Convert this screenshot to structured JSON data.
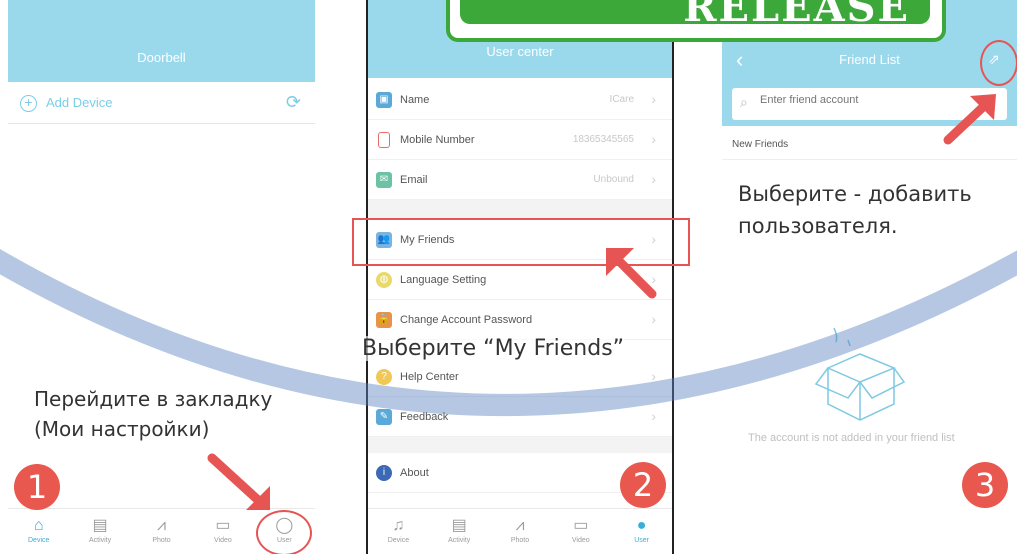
{
  "banner": {
    "text": "RELEASE"
  },
  "colors": {
    "header": "#9ad8ec",
    "accent": "#3aaed8",
    "annotation_red": "#e65454",
    "banner_green": "#3da83a"
  },
  "phone1": {
    "title": "Doorbell",
    "add_device": "Add Device",
    "caption_line1": "Перейдите в закладку",
    "caption_line2": "(Мои настройки)",
    "step": "1",
    "tabs": [
      {
        "label": "Device",
        "icon": "home-icon"
      },
      {
        "label": "Activity",
        "icon": "calendar-icon"
      },
      {
        "label": "Photo",
        "icon": "chart-icon"
      },
      {
        "label": "Video",
        "icon": "video-icon"
      },
      {
        "label": "User",
        "icon": "user-icon"
      }
    ]
  },
  "phone2": {
    "title": "User center",
    "rows": [
      {
        "label": "Name",
        "value": "ICare"
      },
      {
        "label": "Mobile Number",
        "value": "18365345565"
      },
      {
        "label": "Email",
        "value": "Unbound"
      },
      {
        "label": "My Friends",
        "value": ""
      },
      {
        "label": "Language Setting",
        "value": ""
      },
      {
        "label": "Change Account Password",
        "value": ""
      },
      {
        "label": "Help Center",
        "value": ""
      },
      {
        "label": "Feedback",
        "value": ""
      },
      {
        "label": "About",
        "value": ""
      }
    ],
    "caption": "Выберите “My Friends”",
    "step": "2",
    "tabs": [
      {
        "label": "Device",
        "icon": "bell-icon"
      },
      {
        "label": "Activity",
        "icon": "calendar-icon"
      },
      {
        "label": "Photo",
        "icon": "chart-icon"
      },
      {
        "label": "Video",
        "icon": "video-icon"
      },
      {
        "label": "User",
        "icon": "user-icon"
      }
    ]
  },
  "phone3": {
    "title": "Friend List",
    "search_placeholder": "Enter friend account",
    "new_friends": "New Friends",
    "caption_line1": "Выберите - добавить",
    "caption_line2": "пользователя.",
    "empty_text": "The account is not added in your friend list",
    "step": "3"
  }
}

* [Aim]
Transcribe every record above exactly, leaving out the pictures.

* [Response]
Convert this screenshot to structured JSON data.
{
  "banner": {
    "text": "RELEASE"
  },
  "colors": {
    "header": "#9ad8ec",
    "accent": "#3aaed8",
    "annotation_red": "#e65454",
    "banner_green": "#3da83a"
  },
  "phone1": {
    "title": "Doorbell",
    "add_device": "Add Device",
    "caption_line1": "Перейдите в закладку",
    "caption_line2": "(Мои настройки)",
    "step": "1",
    "tabs": [
      {
        "label": "Device",
        "icon": "home-icon"
      },
      {
        "label": "Activity",
        "icon": "calendar-icon"
      },
      {
        "label": "Photo",
        "icon": "chart-icon"
      },
      {
        "label": "Video",
        "icon": "video-icon"
      },
      {
        "label": "User",
        "icon": "user-icon"
      }
    ]
  },
  "phone2": {
    "title": "User center",
    "rows": [
      {
        "label": "Name",
        "value": "ICare"
      },
      {
        "label": "Mobile Number",
        "value": "18365345565"
      },
      {
        "label": "Email",
        "value": "Unbound"
      },
      {
        "label": "My Friends",
        "value": ""
      },
      {
        "label": "Language Setting",
        "value": ""
      },
      {
        "label": "Change Account Password",
        "value": ""
      },
      {
        "label": "Help Center",
        "value": ""
      },
      {
        "label": "Feedback",
        "value": ""
      },
      {
        "label": "About",
        "value": ""
      }
    ],
    "caption": "Выберите “My Friends”",
    "step": "2",
    "tabs": [
      {
        "label": "Device",
        "icon": "bell-icon"
      },
      {
        "label": "Activity",
        "icon": "calendar-icon"
      },
      {
        "label": "Photo",
        "icon": "chart-icon"
      },
      {
        "label": "Video",
        "icon": "video-icon"
      },
      {
        "label": "User",
        "icon": "user-icon"
      }
    ]
  },
  "phone3": {
    "title": "Friend List",
    "search_placeholder": "Enter friend account",
    "new_friends": "New Friends",
    "caption_line1": "Выберите - добавить",
    "caption_line2": "пользователя.",
    "empty_text": "The account is not added in your friend list",
    "step": "3"
  }
}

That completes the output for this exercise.